Todavia se lee en algunos catecismos eso de que los enemigos del alma son
tres: mundo, demonio y carne. Y en realidad nada cabría objetar a tan feliz simplificación
de algo tan terriblemente complejo como es el pecado y el mal en el mundo, sin
embargo, en ocasiones sucede que las simplificaciones conducen a grandes equívocos
y entonces con eso de “mundo, demonio y carne” hemos terminado por reducir la
carne al sexo, el demonio a un personajillo malo pero ridículo, y el mundo a espectáculos
y frivolidades o a algo que puede
distraernos de nuestro ser cristianos[1].
De ésta (terrible) simplificación ha surgido incluso cierto
miedo que ha empujado a los creyentes a huir del mundo o a protegerse de él, a
verlo como “ocasión de pecado”. Justo por esto resulta tan sorprendente y tan
maravilloso escuchar el Evangelio de hoy[2] en
la conversación entre Nicodemo y Jesús que Dios ha amado al mundo hasta el
punto de haber entregado su propio Hijo.
Es cierto que el Evangelio se refiere al mundo humano
pero no solamente a los hombres, sino al mundo creado por Dios y entregado al
quehacer de la razón y sentimientos humanos. En otras palabras: el Evangelio afirma
que este mundo –con todo lo malo y peligroso que es- es
objeto del amor de Dios, y justo por esto también objeto de salvación.
Y es que es el amor de Dios es el que cambia y
transforma, el que santifica lo que toca, por eso es que una actitud de
acercamiento y de amor al mundo –por parte de
los creyentes- podrá salvarlo del pecado. Los que desprecian al mundo contribuyen
a su destrucción y perversión y los que
amamos el mundo, luchamos por reconstruirlo, por purificarlo, por santificarlo.
Si un día nos decidiésemos a amar de verdad al mundo (a amarlo
más que para apropiárnoslo y mejor que
para explotarlo) es posible que descubriésemos como este mundo en el que el mal
existe –un mundo enrarecido y lleno de pecado, hostil y cubierto de
injusticias- empezaba a ser mejor. Si
Dios ama al mundo, ¿por qué nosotros no?

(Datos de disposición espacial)
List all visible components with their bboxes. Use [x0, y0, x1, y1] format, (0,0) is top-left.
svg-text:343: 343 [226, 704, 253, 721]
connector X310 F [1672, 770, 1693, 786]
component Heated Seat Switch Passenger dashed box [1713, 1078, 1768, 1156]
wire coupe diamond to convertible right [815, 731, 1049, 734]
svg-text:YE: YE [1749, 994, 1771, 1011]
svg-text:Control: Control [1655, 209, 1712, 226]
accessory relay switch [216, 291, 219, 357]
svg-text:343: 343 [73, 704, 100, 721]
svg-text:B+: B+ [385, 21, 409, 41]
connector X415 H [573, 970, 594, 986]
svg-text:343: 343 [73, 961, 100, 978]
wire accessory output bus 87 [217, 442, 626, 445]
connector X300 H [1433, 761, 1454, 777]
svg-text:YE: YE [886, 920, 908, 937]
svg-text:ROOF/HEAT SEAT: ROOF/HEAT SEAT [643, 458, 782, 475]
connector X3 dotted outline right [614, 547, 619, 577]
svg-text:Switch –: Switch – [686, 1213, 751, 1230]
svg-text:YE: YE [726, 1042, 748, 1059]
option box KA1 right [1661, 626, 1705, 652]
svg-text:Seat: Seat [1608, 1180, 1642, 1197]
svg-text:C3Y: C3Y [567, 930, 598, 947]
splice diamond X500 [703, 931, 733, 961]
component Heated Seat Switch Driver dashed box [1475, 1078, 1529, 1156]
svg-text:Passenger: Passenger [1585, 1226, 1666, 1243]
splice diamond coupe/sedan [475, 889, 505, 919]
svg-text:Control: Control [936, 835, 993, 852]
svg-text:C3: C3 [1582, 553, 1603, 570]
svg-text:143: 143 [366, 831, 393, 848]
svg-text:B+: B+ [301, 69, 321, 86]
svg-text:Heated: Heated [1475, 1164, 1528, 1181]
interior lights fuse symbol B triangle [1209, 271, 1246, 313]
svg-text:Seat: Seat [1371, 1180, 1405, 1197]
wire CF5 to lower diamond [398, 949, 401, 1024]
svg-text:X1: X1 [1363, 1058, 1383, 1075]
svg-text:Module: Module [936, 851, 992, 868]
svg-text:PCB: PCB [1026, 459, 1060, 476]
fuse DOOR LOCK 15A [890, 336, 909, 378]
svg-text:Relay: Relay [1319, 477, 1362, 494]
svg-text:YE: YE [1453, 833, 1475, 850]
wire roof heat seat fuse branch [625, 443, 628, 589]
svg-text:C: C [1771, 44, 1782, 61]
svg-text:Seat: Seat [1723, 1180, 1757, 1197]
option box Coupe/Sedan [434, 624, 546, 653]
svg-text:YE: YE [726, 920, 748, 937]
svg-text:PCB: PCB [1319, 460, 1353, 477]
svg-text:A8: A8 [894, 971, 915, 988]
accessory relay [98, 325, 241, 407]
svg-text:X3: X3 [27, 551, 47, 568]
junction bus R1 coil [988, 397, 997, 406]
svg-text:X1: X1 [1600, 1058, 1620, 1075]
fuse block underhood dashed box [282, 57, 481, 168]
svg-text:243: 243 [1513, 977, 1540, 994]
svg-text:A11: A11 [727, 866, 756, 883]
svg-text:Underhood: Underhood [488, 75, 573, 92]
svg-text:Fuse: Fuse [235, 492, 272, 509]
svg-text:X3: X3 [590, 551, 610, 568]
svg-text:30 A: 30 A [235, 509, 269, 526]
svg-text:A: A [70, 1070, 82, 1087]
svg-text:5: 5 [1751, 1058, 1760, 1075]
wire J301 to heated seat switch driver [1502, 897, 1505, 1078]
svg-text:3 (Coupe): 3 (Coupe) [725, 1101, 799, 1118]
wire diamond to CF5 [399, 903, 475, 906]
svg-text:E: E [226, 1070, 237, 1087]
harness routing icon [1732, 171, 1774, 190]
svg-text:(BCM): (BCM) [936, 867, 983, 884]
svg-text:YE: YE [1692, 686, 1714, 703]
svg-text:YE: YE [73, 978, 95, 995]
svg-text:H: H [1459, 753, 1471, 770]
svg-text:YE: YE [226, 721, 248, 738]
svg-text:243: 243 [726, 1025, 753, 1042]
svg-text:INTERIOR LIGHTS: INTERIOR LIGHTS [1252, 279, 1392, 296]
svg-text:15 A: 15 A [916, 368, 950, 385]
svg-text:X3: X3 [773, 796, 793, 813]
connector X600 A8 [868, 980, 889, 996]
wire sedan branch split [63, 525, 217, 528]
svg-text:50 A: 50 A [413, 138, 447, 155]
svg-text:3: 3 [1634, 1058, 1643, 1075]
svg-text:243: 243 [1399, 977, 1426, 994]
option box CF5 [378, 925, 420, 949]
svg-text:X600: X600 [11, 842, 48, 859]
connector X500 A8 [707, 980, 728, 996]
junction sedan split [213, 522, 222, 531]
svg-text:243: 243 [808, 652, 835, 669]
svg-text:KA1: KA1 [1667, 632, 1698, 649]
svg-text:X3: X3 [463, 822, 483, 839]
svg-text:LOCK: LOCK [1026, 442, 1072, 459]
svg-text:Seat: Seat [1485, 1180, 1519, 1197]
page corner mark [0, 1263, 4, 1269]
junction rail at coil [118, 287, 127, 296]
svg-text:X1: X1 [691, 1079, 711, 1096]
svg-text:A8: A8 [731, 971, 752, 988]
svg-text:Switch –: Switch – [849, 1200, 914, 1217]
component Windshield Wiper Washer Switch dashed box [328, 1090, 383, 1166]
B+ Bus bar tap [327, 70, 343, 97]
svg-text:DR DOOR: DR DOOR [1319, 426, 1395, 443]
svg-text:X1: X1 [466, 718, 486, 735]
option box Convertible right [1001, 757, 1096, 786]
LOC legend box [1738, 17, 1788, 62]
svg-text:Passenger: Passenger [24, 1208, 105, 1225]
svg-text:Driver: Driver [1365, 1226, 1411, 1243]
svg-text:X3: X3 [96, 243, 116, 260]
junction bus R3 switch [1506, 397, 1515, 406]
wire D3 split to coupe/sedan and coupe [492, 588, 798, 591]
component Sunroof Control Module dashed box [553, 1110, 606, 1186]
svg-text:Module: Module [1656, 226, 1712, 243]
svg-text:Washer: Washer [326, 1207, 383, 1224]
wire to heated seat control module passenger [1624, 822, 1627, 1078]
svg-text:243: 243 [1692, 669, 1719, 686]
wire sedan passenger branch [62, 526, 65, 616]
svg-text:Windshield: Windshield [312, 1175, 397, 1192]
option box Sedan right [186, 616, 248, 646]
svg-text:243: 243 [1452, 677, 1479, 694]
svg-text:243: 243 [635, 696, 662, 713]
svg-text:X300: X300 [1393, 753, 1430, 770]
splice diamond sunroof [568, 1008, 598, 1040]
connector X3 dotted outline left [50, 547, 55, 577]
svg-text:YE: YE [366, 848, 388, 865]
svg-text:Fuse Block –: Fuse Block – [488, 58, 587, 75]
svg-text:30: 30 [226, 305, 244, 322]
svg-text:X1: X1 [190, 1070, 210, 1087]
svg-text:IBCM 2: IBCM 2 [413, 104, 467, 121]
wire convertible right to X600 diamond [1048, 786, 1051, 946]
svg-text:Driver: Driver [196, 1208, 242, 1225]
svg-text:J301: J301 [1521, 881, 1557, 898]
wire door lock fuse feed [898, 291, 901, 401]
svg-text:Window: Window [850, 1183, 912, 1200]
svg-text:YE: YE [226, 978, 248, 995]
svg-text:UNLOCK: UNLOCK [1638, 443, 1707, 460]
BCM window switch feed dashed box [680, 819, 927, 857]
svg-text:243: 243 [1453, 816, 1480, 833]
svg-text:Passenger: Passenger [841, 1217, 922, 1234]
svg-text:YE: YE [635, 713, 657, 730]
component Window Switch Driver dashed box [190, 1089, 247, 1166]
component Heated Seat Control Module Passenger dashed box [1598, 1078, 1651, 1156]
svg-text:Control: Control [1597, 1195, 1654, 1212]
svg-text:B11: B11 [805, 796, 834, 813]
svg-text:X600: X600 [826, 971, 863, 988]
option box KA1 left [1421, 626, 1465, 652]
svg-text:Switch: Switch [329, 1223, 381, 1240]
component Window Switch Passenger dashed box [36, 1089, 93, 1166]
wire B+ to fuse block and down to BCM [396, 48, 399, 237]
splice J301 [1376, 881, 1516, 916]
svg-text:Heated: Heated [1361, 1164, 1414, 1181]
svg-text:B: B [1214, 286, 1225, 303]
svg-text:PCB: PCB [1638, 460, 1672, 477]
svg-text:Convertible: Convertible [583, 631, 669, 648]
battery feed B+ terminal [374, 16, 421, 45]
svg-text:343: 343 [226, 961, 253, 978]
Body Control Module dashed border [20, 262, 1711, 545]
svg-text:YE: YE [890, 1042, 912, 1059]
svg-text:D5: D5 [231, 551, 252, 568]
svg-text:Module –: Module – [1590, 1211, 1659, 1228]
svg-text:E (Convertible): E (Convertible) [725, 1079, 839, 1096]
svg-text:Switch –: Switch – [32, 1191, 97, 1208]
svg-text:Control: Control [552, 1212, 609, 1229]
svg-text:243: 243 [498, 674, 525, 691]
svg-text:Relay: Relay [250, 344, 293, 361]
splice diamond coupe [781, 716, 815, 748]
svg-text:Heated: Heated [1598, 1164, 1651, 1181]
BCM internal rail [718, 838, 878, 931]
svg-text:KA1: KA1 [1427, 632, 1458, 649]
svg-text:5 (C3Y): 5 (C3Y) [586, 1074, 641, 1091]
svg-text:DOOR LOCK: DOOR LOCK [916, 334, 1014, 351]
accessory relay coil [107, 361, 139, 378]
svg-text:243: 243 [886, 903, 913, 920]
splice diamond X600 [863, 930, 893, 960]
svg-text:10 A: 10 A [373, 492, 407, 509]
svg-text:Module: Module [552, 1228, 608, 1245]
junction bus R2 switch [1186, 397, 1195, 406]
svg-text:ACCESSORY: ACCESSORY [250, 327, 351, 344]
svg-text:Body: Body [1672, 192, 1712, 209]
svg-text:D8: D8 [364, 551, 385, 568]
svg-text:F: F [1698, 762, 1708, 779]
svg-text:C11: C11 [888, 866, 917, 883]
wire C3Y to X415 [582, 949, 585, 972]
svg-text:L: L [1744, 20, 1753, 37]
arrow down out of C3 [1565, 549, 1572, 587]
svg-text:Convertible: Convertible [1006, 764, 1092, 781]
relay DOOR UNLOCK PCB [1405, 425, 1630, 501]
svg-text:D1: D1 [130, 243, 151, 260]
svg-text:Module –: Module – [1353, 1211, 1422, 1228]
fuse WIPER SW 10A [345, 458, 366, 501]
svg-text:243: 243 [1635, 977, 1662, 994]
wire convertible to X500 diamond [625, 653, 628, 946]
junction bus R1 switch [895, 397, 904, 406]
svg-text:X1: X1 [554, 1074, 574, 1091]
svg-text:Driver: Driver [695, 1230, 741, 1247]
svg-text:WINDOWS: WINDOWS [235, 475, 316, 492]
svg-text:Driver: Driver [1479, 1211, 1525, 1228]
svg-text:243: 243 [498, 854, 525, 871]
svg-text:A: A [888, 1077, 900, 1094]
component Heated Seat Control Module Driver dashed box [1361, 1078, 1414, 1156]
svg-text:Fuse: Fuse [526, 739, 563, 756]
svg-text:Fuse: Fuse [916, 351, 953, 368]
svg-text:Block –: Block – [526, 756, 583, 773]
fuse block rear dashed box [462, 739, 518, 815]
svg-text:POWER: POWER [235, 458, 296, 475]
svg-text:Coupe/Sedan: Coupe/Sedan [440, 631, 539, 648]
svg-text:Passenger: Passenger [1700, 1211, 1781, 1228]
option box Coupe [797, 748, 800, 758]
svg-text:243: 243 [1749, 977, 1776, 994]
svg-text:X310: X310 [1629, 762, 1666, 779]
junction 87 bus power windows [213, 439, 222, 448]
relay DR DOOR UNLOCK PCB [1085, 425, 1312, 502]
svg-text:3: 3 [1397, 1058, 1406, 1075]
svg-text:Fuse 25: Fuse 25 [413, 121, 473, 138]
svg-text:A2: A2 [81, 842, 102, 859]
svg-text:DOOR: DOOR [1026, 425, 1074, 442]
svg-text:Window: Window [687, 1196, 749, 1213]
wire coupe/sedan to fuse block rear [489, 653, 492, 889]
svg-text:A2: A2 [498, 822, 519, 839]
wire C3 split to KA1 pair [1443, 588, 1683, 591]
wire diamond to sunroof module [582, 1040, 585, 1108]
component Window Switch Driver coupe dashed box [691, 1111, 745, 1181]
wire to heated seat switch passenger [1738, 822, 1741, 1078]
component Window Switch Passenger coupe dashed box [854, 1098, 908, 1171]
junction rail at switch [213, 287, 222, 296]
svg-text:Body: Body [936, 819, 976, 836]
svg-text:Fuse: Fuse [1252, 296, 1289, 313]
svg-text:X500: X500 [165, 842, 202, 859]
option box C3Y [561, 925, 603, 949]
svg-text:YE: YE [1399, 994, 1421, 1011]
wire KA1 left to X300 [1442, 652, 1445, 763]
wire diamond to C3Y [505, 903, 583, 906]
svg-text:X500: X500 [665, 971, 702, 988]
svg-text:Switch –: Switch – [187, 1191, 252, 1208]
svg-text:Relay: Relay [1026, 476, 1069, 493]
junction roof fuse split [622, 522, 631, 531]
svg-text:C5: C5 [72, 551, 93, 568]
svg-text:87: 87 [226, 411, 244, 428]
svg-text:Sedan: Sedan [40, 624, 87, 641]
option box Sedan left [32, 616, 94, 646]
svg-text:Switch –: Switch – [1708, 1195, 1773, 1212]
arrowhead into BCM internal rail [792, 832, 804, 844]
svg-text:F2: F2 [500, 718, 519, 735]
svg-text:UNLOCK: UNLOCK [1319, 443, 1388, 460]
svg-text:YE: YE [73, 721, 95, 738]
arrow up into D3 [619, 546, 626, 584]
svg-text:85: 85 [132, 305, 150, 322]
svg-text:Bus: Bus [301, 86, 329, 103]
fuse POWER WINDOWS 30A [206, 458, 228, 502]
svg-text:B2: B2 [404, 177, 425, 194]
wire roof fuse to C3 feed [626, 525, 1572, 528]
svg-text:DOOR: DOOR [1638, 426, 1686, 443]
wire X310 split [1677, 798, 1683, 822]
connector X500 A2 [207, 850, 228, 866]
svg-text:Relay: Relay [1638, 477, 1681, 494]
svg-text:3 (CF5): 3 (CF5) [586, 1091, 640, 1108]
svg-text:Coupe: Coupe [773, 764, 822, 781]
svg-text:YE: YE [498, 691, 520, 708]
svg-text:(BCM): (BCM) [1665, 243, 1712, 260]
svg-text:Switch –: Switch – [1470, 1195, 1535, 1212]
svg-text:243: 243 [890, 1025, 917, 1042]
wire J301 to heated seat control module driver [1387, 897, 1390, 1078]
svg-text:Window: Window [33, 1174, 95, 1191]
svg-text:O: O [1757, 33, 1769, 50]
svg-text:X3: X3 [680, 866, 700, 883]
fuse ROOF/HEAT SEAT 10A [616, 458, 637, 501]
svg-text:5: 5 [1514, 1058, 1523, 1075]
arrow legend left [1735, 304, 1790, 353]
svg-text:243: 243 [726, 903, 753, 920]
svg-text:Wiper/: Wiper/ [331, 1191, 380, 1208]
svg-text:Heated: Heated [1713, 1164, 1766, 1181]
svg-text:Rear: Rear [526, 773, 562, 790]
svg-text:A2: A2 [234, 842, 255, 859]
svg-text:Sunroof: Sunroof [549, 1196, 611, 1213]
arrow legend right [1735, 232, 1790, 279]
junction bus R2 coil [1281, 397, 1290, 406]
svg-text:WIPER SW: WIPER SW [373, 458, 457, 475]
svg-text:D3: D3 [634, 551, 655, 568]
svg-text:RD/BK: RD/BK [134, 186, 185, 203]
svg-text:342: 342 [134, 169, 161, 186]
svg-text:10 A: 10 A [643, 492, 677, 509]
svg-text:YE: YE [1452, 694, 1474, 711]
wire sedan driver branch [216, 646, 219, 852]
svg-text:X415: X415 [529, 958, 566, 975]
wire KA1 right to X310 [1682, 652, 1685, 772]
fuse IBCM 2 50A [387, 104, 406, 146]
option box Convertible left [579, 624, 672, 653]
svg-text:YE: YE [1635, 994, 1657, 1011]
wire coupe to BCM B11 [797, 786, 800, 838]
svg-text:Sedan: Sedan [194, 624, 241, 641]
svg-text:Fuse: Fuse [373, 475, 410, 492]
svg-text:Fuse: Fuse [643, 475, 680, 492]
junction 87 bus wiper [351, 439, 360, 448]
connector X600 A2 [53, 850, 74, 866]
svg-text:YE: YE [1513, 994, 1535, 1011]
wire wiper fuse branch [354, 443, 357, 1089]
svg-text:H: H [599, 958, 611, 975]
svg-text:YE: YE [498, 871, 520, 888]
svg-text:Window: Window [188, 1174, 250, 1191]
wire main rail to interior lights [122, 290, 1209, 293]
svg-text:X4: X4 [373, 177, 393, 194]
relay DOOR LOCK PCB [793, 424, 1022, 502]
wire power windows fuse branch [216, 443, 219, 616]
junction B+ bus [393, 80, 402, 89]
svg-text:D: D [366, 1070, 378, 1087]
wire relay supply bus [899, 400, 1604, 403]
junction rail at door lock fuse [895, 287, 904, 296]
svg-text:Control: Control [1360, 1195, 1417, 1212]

ACCIONES A REALIZAR →
1. Transcriba sin alteración alguna todos los registros, desde el comienzo hasta la línea que contiene “component Heated Seat Switch Passenger”, ambos extremos incluidos.
2. Prosiga la reflexión sobre el amor de Dios al mundo a partir del punto en que termina.

RESPUESTAS POR TAREA →
1.
List all visible components with their bboxes. Use [x0, y0, x1, y1] format, (0,0) is top-left.
svg-text:343: 343 [226, 704, 253, 721]
connector X310 F [1672, 770, 1693, 786]
component Heated Seat Switch Passenger dashed box [1713, 1078, 1768, 1156]

2.
Tanto amó Dios al
mundo que le dio a su Hijo único... ¿Qué somos
entonces, si Dios puede amarnos? Tú, Señor ¿qué encuentras en nosotros? ¿Qué
ocurre cuando tú nos miras? ¿Te conmueves? ¿Te diviertes? ¿Te irritas? Ya el
salmista se planteaba esta cuestión: ¿Qué
es el hombre para que te acuerdes de él?[3]
¿Qué soy yo a tus ojos, Señor, para que pienses en mí? Cuando alguien piensa en
nosotros, nos sentimos felices. ¿Cómo es que no sentimos esa misma dicha, mil
veces más intensamente, ante la idea de que Dios nos ama? La respuesta es
fácil: los que nos aman tienen un rostro, sus ojos nos sonríen, su voz nos
conmueve. Pero ¿Dios? ¿Cómo nos mira? ¡Es tan difícil imaginarle! ¡Es tan
silencioso! Apenas dicho esto, tengo vergüenza de haber hablado así. ¿Cómo
puedo olvidar que, para hablarnos de amor, Dios nos envió su propia Palabra; que
para poder sonreírnos quiso unos ojos de hombre? Al Verbo de vida, dice san Juan,
lo hemos visto, lo hemos oído, lo han tocado nuestras manos; la vida se ha
manifestado en él...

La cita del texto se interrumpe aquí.